**Exercise:**
Looking at the data below, count the lines that contain the string "Reconstructed". Write only the total.
━━━━━━━━━━━━━━━━━━━━━━━━━━━━━━
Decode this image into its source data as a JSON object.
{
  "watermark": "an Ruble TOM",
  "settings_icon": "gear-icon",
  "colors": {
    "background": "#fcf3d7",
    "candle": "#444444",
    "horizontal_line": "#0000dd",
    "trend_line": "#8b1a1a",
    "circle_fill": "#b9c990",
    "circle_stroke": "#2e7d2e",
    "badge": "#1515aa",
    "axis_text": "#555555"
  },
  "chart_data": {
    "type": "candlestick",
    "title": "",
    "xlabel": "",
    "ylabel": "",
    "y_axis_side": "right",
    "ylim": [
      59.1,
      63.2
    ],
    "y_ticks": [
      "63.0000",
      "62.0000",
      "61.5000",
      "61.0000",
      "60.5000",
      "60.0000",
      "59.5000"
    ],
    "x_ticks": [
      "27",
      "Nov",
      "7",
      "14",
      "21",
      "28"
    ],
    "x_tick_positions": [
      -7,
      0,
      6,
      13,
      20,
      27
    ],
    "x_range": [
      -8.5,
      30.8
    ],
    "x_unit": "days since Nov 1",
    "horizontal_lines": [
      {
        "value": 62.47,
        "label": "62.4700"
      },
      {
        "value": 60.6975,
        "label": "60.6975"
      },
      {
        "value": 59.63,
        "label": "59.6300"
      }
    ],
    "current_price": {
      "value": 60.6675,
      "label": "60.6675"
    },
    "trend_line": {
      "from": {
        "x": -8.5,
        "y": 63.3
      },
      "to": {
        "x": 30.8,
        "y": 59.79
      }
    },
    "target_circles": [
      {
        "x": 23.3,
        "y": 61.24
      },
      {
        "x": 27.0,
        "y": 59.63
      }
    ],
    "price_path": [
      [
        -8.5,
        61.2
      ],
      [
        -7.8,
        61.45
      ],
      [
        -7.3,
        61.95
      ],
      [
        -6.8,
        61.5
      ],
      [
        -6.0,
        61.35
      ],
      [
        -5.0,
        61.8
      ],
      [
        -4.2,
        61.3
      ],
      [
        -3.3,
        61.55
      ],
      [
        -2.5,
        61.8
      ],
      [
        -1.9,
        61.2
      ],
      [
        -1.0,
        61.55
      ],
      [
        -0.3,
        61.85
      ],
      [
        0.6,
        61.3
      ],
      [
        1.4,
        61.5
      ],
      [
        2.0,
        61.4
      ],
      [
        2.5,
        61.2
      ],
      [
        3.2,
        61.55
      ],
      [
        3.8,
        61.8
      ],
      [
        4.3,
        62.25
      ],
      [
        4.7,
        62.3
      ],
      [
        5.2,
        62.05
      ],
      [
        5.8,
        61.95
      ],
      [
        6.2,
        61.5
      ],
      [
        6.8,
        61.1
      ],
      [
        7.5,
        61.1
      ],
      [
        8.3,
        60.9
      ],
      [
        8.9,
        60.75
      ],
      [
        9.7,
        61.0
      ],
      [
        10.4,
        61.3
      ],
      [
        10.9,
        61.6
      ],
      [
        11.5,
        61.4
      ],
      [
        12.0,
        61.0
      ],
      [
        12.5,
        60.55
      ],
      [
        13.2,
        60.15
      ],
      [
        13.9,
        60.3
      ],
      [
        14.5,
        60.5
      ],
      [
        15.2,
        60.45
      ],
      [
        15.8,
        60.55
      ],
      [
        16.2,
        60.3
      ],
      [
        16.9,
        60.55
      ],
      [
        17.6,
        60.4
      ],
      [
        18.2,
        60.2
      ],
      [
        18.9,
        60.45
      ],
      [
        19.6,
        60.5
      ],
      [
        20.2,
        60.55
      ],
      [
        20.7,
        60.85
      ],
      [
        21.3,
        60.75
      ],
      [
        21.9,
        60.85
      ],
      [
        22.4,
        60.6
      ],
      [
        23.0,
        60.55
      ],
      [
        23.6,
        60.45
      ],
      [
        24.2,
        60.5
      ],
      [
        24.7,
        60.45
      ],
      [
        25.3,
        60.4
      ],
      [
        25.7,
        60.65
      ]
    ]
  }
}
━━━━━━━━━━━━━━━━━━━━━━━━━━━━━━
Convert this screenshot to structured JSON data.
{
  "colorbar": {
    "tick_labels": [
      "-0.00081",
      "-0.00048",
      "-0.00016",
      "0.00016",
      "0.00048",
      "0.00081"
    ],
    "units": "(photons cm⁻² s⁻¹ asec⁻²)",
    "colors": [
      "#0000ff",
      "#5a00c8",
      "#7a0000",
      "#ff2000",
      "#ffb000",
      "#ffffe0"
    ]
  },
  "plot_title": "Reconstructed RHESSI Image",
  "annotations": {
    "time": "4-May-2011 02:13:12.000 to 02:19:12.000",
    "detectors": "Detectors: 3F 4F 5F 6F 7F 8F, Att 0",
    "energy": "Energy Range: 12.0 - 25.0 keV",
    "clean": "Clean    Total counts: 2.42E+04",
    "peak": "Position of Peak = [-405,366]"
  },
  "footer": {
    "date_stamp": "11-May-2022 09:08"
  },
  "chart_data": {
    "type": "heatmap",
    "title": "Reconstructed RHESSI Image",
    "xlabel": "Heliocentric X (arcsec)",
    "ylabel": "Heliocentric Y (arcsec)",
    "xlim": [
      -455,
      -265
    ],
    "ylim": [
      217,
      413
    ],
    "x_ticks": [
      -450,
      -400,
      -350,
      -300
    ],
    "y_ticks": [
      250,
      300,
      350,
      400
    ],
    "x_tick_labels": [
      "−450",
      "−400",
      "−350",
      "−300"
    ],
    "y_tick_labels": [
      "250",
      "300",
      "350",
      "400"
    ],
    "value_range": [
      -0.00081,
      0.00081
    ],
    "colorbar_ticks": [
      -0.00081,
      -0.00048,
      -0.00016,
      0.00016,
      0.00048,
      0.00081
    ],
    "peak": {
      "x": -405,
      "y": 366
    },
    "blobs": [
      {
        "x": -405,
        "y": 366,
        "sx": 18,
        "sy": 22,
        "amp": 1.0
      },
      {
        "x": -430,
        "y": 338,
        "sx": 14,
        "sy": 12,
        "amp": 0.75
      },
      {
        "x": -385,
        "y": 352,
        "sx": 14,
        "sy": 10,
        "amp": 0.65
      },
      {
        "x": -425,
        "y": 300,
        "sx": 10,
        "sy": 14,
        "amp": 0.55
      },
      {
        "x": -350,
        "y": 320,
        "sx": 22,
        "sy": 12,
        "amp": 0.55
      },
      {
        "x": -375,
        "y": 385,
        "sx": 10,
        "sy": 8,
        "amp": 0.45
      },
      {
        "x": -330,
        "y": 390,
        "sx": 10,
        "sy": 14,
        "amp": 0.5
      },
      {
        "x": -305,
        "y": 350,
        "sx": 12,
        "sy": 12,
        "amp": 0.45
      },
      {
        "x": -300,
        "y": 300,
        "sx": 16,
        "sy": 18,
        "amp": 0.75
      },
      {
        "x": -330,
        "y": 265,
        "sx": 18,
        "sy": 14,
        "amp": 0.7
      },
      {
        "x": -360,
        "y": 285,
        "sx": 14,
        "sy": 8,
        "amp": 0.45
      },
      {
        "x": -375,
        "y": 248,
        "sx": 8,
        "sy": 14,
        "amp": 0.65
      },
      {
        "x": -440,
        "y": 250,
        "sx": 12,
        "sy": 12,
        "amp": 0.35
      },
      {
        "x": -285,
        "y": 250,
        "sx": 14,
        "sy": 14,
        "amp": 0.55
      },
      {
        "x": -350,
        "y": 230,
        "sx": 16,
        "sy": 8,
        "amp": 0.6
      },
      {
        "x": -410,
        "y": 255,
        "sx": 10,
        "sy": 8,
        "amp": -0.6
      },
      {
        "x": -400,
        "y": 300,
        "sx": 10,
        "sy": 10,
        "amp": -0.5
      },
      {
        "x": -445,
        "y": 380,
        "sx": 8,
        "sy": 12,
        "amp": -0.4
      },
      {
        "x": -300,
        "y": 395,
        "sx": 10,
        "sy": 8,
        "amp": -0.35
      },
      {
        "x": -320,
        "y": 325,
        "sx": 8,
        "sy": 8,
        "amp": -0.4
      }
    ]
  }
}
━━━━━━━━━━━━━━━━━━━━━━━━━━━━━━
**Exercise solution:**
2